→ **Extracted data entries**
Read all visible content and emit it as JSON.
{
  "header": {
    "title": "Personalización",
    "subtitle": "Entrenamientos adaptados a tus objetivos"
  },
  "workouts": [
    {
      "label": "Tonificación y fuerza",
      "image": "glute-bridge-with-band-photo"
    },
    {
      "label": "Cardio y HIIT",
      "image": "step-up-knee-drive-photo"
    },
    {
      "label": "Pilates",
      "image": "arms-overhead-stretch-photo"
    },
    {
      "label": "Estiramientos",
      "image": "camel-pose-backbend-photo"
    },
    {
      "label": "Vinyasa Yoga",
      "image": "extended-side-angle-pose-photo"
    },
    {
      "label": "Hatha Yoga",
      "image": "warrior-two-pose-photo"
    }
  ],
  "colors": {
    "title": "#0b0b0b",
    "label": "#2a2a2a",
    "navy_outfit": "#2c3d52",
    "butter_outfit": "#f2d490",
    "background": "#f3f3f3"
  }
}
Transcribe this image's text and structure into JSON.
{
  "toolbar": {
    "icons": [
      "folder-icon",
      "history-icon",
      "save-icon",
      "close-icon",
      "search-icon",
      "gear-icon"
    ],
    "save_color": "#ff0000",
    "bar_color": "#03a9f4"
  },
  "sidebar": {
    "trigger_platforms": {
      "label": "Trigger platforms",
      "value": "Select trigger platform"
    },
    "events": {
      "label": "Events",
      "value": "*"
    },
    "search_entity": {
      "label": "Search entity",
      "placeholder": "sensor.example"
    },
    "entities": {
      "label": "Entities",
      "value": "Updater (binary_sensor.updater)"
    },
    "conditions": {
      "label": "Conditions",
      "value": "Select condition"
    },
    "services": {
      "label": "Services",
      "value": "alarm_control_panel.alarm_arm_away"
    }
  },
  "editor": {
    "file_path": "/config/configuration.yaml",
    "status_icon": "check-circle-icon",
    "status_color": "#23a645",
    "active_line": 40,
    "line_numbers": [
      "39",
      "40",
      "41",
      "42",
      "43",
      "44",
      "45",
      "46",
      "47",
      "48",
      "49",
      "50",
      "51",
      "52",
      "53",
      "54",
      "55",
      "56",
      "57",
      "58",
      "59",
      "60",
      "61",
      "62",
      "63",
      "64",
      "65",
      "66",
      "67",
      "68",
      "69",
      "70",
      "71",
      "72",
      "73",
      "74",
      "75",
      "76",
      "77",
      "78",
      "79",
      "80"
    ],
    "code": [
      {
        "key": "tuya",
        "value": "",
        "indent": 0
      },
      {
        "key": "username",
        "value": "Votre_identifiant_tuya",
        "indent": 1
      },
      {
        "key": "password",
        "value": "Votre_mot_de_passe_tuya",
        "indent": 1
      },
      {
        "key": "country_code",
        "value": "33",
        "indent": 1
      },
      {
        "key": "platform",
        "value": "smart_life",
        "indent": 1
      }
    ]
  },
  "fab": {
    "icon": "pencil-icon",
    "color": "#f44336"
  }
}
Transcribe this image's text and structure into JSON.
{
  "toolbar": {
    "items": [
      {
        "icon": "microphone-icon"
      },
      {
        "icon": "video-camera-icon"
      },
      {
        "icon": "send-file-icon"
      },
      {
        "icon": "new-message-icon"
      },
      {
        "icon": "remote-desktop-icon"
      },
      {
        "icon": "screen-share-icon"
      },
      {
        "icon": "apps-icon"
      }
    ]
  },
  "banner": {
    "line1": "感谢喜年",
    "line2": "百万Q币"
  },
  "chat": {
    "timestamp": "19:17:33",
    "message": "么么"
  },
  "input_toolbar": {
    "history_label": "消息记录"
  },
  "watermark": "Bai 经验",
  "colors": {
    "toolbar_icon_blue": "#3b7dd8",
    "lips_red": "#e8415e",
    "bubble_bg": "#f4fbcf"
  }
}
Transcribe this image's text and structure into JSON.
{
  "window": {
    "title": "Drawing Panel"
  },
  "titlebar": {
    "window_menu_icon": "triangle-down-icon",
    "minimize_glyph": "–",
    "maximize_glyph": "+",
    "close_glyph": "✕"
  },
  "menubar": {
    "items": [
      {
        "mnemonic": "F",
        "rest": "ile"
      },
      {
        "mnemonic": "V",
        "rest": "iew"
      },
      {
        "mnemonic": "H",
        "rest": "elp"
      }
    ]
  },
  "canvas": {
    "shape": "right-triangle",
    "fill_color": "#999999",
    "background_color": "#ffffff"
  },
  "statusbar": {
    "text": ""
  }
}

→ **To be done**
Repeat the data verbatim.

→ **Answer to the exercise**
Read all visible content and emit it as JSON.
{
  "header": {
    "title": "Personalización",
    "subtitle": "Entrenamientos adaptados a tus objetivos"
  },
  "workouts": [
    {
      "label": "Tonificación y fuerza",
      "image": "glute-bridge-with-band-photo"
    },
    {
      "label": "Cardio y HIIT",
      "image": "step-up-knee-drive-photo"
    },
    {
      "label": "Pilates",
      "image": "arms-overhead-stretch-photo"
    },
    {
      "label": "Estiramientos",
      "image": "camel-pose-backbend-photo"
    },
    {
      "label": "Vinyasa Yoga",
      "image": "extended-side-angle-pose-photo"
    },
    {
      "label": "Hatha Yoga",
      "image": "warrior-two-pose-photo"
    }
  ],
  "colors": {
    "title": "#0b0b0b",
    "label": "#2a2a2a",
    "navy_outfit": "#2c3d52",
    "butter_outfit": "#f2d490",
    "background": "#f3f3f3"
  }
}
Transcribe this image's text and structure into JSON.
{
  "toolbar": {
    "icons": [
      "folder-icon",
      "history-icon",
      "save-icon",
      "close-icon",
      "search-icon",
      "gear-icon"
    ],
    "save_color": "#ff0000",
    "bar_color": "#03a9f4"
  },
  "sidebar": {
    "trigger_platforms": {
      "label": "Trigger platforms",
      "value": "Select trigger platform"
    },
    "events": {
      "label": "Events",
      "value": "*"
    },
    "search_entity": {
      "label": "Search entity",
      "placeholder": "sensor.example"
    },
    "entities": {
      "label": "Entities",
      "value": "Updater (binary_sensor.updater)"
    },
    "conditions": {
      "label": "Conditions",
      "value": "Select condition"
    },
    "services": {
      "label": "Services",
      "value": "alarm_control_panel.alarm_arm_away"
    }
  },
  "editor": {
    "file_path": "/config/configuration.yaml",
    "status_icon": "check-circle-icon",
    "status_color": "#23a645",
    "active_line": 40,
    "line_numbers": [
      "39",
      "40",
      "41",
      "42",
      "43",
      "44",
      "45",
      "46",
      "47",
      "48",
      "49",
      "50",
      "51",
      "52",
      "53",
      "54",
      "55",
      "56",
      "57",
      "58",
      "59",
      "60",
      "61",
      "62",
      "63",
      "64",
      "65",
      "66",
      "67",
      "68",
      "69",
      "70",
      "71",
      "72",
      "73",
      "74",
      "75",
      "76",
      "77",
      "78",
      "79",
      "80"
    ],
    "code": [
      {
        "key": "tuya",
        "value": "",
        "indent": 0
      },
      {
        "key": "username",
        "value": "Votre_identifiant_tuya",
        "indent": 1
      },
      {
        "key": "password",
        "value": "Votre_mot_de_passe_tuya",
        "indent": 1
      },
      {
        "key": "country_code",
        "value": "33",
        "indent": 1
      },
      {
        "key": "platform",
        "value": "smart_life",
        "indent": 1
      }
    ]
  },
  "fab": {
    "icon": "pencil-icon",
    "color": "#f44336"
  }
}
Transcribe this image's text and structure into JSON.
{
  "toolbar": {
    "items": [
      {
        "icon": "microphone-icon"
      },
      {
        "icon": "video-camera-icon"
      },
      {
        "icon": "send-file-icon"
      },
      {
        "icon": "new-message-icon"
      },
      {
        "icon": "remote-desktop-icon"
      },
      {
        "icon": "screen-share-icon"
      },
      {
        "icon": "apps-icon"
      }
    ]
  },
  "banner": {
    "line1": "感谢喜年",
    "line2": "百万Q币"
  },
  "chat": {
    "timestamp": "19:17:33",
    "message": "么么"
  },
  "input_toolbar": {
    "history_label": "消息记录"
  },
  "watermark": "Bai 经验",
  "colors": {
    "toolbar_icon_blue": "#3b7dd8",
    "lips_red": "#e8415e",
    "bubble_bg": "#f4fbcf"
  }
}
Transcribe this image's text and structure into JSON.
{
  "window": {
    "title": "Drawing Panel"
  },
  "titlebar": {
    "window_menu_icon": "triangle-down-icon",
    "minimize_glyph": "–",
    "maximize_glyph": "+",
    "close_glyph": "✕"
  },
  "menubar": {
    "items": [
      {
        "mnemonic": "F",
        "rest": "ile"
      },
      {
        "mnemonic": "V",
        "rest": "iew"
      },
      {
        "mnemonic": "H",
        "rest": "elp"
      }
    ]
  },
  "canvas": {
    "shape": "right-triangle",
    "fill_color": "#999999",
    "background_color": "#ffffff"
  },
  "statusbar": {
    "text": ""
  }
}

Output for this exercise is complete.